--- BEGIN Extracted information ---

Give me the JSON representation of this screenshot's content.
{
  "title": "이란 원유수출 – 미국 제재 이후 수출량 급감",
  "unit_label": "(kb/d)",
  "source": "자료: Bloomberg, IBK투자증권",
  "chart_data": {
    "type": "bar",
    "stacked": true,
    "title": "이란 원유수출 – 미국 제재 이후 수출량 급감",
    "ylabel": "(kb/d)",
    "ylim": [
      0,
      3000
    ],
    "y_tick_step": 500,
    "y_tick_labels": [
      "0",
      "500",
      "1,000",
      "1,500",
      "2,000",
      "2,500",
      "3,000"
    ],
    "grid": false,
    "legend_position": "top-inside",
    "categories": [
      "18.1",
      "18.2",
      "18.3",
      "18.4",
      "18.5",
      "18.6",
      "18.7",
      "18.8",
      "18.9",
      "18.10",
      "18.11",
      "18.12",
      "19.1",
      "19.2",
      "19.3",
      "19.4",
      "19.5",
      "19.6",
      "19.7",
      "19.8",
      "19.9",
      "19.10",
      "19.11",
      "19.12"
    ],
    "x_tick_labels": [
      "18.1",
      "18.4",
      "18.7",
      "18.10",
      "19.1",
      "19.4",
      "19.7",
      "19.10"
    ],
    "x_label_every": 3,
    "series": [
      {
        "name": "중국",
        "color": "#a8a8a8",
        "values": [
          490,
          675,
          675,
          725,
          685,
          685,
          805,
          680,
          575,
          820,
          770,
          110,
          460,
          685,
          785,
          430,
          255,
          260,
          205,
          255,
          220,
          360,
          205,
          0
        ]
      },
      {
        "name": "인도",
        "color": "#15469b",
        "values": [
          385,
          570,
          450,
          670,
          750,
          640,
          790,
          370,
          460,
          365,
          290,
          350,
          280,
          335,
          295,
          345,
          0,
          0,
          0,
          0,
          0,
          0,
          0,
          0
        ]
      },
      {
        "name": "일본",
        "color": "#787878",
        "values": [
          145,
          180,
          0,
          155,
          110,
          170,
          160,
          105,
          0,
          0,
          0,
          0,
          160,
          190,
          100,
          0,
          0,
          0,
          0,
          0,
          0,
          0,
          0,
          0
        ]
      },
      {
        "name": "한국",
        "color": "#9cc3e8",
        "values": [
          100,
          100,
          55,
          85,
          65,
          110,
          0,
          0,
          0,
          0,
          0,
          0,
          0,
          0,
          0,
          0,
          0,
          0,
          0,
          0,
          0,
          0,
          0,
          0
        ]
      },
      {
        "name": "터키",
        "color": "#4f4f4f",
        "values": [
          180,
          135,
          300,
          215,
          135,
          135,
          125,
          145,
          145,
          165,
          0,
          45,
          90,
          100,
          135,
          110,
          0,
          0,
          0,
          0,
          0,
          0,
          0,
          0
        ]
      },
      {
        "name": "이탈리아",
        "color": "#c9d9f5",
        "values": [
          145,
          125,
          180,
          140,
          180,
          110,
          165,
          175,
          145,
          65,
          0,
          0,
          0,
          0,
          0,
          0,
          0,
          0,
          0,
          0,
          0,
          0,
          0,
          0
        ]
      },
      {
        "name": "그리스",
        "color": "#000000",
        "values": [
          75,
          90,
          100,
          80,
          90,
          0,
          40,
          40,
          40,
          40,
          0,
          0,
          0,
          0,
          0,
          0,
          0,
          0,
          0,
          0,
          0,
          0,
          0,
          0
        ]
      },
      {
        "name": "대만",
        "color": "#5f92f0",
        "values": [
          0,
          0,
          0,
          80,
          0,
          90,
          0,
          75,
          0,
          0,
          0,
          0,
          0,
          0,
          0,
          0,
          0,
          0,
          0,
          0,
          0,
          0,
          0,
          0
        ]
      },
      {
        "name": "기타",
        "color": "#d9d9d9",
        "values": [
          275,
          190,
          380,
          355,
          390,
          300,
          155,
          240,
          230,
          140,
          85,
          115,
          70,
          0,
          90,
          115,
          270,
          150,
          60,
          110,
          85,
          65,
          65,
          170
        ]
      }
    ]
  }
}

--- END Extracted information ---

The exercise
In full and verbatim, repeat the records given above.

Correct output
Give me the JSON representation of this screenshot's content.
{
  "title": "이란 원유수출 – 미국 제재 이후 수출량 급감",
  "unit_label": "(kb/d)",
  "source": "자료: Bloomberg, IBK투자증권",
  "chart_data": {
    "type": "bar",
    "stacked": true,
    "title": "이란 원유수출 – 미국 제재 이후 수출량 급감",
    "ylabel": "(kb/d)",
    "ylim": [
      0,
      3000
    ],
    "y_tick_step": 500,
    "y_tick_labels": [
      "0",
      "500",
      "1,000",
      "1,500",
      "2,000",
      "2,500",
      "3,000"
    ],
    "grid": false,
    "legend_position": "top-inside",
    "categories": [
      "18.1",
      "18.2",
      "18.3",
      "18.4",
      "18.5",
      "18.6",
      "18.7",
      "18.8",
      "18.9",
      "18.10",
      "18.11",
      "18.12",
      "19.1",
      "19.2",
      "19.3",
      "19.4",
      "19.5",
      "19.6",
      "19.7",
      "19.8",
      "19.9",
      "19.10",
      "19.11",
      "19.12"
    ],
    "x_tick_labels": [
      "18.1",
      "18.4",
      "18.7",
      "18.10",
      "19.1",
      "19.4",
      "19.7",
      "19.10"
    ],
    "x_label_every": 3,
    "series": [
      {
        "name": "중국",
        "color": "#a8a8a8",
        "values": [
          490,
          675,
          675,
          725,
          685,
          685,
          805,
          680,
          575,
          820,
          770,
          110,
          460,
          685,
          785,
          430,
          255,
          260,
          205,
          255,
          220,
          360,
          205,
          0
        ]
      },
      {
        "name": "인도",
        "color": "#15469b",
        "values": [
          385,
          570,
          450,
          670,
          750,
          640,
          790,
          370,
          460,
          365,
          290,
          350,
          280,
          335,
          295,
          345,
          0,
          0,
          0,
          0,
          0,
          0,
          0,
          0
        ]
      },
      {
        "name": "일본",
        "color": "#787878",
        "values": [
          145,
          180,
          0,
          155,
          110,
          170,
          160,
          105,
          0,
          0,
          0,
          0,
          160,
          190,
          100,
          0,
          0,
          0,
          0,
          0,
          0,
          0,
          0,
          0
        ]
      },
      {
        "name": "한국",
        "color": "#9cc3e8",
        "values": [
          100,
          100,
          55,
          85,
          65,
          110,
          0,
          0,
          0,
          0,
          0,
          0,
          0,
          0,
          0,
          0,
          0,
          0,
          0,
          0,
          0,
          0,
          0,
          0
        ]
      },
      {
        "name": "터키",
        "color": "#4f4f4f",
        "values": [
          180,
          135,
          300,
          215,
          135,
          135,
          125,
          145,
          145,
          165,
          0,
          45,
          90,
          100,
          135,
          110,
          0,
          0,
          0,
          0,
          0,
          0,
          0,
          0
        ]
      },
      {
        "name": "이탈리아",
        "color": "#c9d9f5",
        "values": [
          145,
          125,
          180,
          140,
          180,
          110,
          165,
          175,
          145,
          65,
          0,
          0,
          0,
          0,
          0,
          0,
          0,
          0,
          0,
          0,
          0,
          0,
          0,
          0
        ]
      },
      {
        "name": "그리스",
        "color": "#000000",
        "values": [
          75,
          90,
          100,
          80,
          90,
          0,
          40,
          40,
          40,
          40,
          0,
          0,
          0,
          0,
          0,
          0,
          0,
          0,
          0,
          0,
          0,
          0,
          0,
          0
        ]
      },
      {
        "name": "대만",
        "color": "#5f92f0",
        "values": [
          0,
          0,
          0,
          80,
          0,
          90,
          0,
          75,
          0,
          0,
          0,
          0,
          0,
          0,
          0,
          0,
          0,
          0,
          0,
          0,
          0,
          0,
          0,
          0
        ]
      },
      {
        "name": "기타",
        "color": "#d9d9d9",
        "values": [
          275,
          190,
          380,
          355,
          390,
          300,
          155,
          240,
          230,
          140,
          85,
          115,
          70,
          0,
          90,
          115,
          270,
          150,
          60,
          110,
          85,
          65,
          65,
          170
        ]
      }
    ]
  }
}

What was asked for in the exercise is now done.